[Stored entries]
==========
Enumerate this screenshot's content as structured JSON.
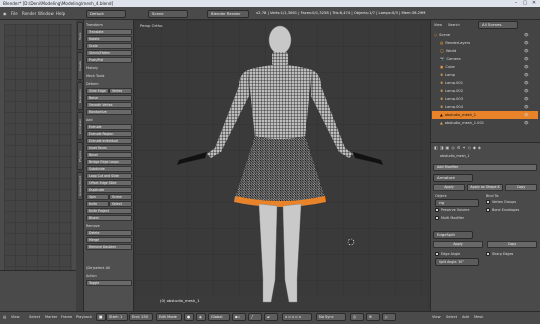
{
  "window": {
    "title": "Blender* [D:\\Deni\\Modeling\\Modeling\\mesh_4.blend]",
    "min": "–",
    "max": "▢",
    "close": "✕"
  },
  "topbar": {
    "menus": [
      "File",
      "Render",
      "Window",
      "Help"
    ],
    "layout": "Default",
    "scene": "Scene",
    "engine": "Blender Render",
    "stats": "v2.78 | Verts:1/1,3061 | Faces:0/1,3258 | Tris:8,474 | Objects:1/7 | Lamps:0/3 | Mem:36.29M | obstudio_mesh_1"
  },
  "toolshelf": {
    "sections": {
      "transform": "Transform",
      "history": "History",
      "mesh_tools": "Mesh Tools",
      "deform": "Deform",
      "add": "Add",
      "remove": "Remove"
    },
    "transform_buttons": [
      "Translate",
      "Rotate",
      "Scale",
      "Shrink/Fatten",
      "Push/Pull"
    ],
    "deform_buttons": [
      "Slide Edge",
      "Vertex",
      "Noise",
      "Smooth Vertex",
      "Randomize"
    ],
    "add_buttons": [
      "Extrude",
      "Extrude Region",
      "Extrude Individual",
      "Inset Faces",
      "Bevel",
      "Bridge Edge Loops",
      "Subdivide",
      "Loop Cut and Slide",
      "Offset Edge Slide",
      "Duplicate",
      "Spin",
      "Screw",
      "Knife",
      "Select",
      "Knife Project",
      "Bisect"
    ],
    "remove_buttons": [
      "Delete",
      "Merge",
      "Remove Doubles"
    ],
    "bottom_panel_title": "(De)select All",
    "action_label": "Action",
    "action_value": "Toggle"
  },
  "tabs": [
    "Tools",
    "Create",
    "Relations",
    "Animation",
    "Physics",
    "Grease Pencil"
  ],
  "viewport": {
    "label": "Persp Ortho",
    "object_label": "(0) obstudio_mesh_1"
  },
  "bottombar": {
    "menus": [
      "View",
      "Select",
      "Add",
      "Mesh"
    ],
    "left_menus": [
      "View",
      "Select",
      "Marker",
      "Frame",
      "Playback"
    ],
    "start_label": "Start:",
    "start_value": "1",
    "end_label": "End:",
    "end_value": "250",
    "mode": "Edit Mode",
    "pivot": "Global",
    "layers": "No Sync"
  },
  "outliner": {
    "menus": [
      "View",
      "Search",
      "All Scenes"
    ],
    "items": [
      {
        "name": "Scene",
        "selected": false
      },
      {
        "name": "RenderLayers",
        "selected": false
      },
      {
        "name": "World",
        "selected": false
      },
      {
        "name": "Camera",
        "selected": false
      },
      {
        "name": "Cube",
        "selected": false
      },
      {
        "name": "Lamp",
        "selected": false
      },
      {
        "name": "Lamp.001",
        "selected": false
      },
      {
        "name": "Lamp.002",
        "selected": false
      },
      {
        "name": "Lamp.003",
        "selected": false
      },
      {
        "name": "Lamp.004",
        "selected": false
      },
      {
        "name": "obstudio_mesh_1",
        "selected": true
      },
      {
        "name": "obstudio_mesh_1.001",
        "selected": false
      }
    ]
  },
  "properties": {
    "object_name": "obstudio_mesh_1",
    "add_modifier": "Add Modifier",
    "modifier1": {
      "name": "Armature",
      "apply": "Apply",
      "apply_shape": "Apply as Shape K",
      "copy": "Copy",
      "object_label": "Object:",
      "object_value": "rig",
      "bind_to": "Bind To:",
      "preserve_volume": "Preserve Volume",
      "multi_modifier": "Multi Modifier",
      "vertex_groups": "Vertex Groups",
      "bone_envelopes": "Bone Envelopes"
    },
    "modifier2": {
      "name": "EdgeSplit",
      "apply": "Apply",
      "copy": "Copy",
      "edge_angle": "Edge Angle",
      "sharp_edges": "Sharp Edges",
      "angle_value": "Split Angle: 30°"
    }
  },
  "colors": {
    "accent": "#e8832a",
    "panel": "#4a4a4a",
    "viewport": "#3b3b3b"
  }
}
==========
## Job:
Except for the pictures, copy every line of the records above exactly.

## Answer:
Enumerate this screenshot's content as structured JSON.
{
  "window": {
    "title": "Blender* [D:\\Deni\\Modeling\\Modeling\\mesh_4.blend]",
    "min": "–",
    "max": "▢",
    "close": "✕"
  },
  "topbar": {
    "menus": [
      "File",
      "Render",
      "Window",
      "Help"
    ],
    "layout": "Default",
    "scene": "Scene",
    "engine": "Blender Render",
    "stats": "v2.78 | Verts:1/1,3061 | Faces:0/1,3258 | Tris:8,474 | Objects:1/7 | Lamps:0/3 | Mem:36.29M | obstudio_mesh_1"
  },
  "toolshelf": {
    "sections": {
      "transform": "Transform",
      "history": "History",
      "mesh_tools": "Mesh Tools",
      "deform": "Deform",
      "add": "Add",
      "remove": "Remove"
    },
    "transform_buttons": [
      "Translate",
      "Rotate",
      "Scale",
      "Shrink/Fatten",
      "Push/Pull"
    ],
    "deform_buttons": [
      "Slide Edge",
      "Vertex",
      "Noise",
      "Smooth Vertex",
      "Randomize"
    ],
    "add_buttons": [
      "Extrude",
      "Extrude Region",
      "Extrude Individual",
      "Inset Faces",
      "Bevel",
      "Bridge Edge Loops",
      "Subdivide",
      "Loop Cut and Slide",
      "Offset Edge Slide",
      "Duplicate",
      "Spin",
      "Screw",
      "Knife",
      "Select",
      "Knife Project",
      "Bisect"
    ],
    "remove_buttons": [
      "Delete",
      "Merge",
      "Remove Doubles"
    ],
    "bottom_panel_title": "(De)select All",
    "action_label": "Action",
    "action_value": "Toggle"
  },
  "tabs": [
    "Tools",
    "Create",
    "Relations",
    "Animation",
    "Physics",
    "Grease Pencil"
  ],
  "viewport": {
    "label": "Persp Ortho",
    "object_label": "(0) obstudio_mesh_1"
  },
  "bottombar": {
    "menus": [
      "View",
      "Select",
      "Add",
      "Mesh"
    ],
    "left_menus": [
      "View",
      "Select",
      "Marker",
      "Frame",
      "Playback"
    ],
    "start_label": "Start:",
    "start_value": "1",
    "end_label": "End:",
    "end_value": "250",
    "mode": "Edit Mode",
    "pivot": "Global",
    "layers": "No Sync"
  },
  "outliner": {
    "menus": [
      "View",
      "Search",
      "All Scenes"
    ],
    "items": [
      {
        "name": "Scene",
        "selected": false
      },
      {
        "name": "RenderLayers",
        "selected": false
      },
      {
        "name": "World",
        "selected": false
      },
      {
        "name": "Camera",
        "selected": false
      },
      {
        "name": "Cube",
        "selected": false
      },
      {
        "name": "Lamp",
        "selected": false
      },
      {
        "name": "Lamp.001",
        "selected": false
      },
      {
        "name": "Lamp.002",
        "selected": false
      },
      {
        "name": "Lamp.003",
        "selected": false
      },
      {
        "name": "Lamp.004",
        "selected": false
      },
      {
        "name": "obstudio_mesh_1",
        "selected": true
      },
      {
        "name": "obstudio_mesh_1.001",
        "selected": false
      }
    ]
  },
  "properties": {
    "object_name": "obstudio_mesh_1",
    "add_modifier": "Add Modifier",
    "modifier1": {
      "name": "Armature",
      "apply": "Apply",
      "apply_shape": "Apply as Shape K",
      "copy": "Copy",
      "object_label": "Object:",
      "object_value": "rig",
      "bind_to": "Bind To:",
      "preserve_volume": "Preserve Volume",
      "multi_modifier": "Multi Modifier",
      "vertex_groups": "Vertex Groups",
      "bone_envelopes": "Bone Envelopes"
    },
    "modifier2": {
      "name": "EdgeSplit",
      "apply": "Apply",
      "copy": "Copy",
      "edge_angle": "Edge Angle",
      "sharp_edges": "Sharp Edges",
      "angle_value": "Split Angle: 30°"
    }
  },
  "colors": {
    "accent": "#e8832a",
    "panel": "#4a4a4a",
    "viewport": "#3b3b3b"
  }
}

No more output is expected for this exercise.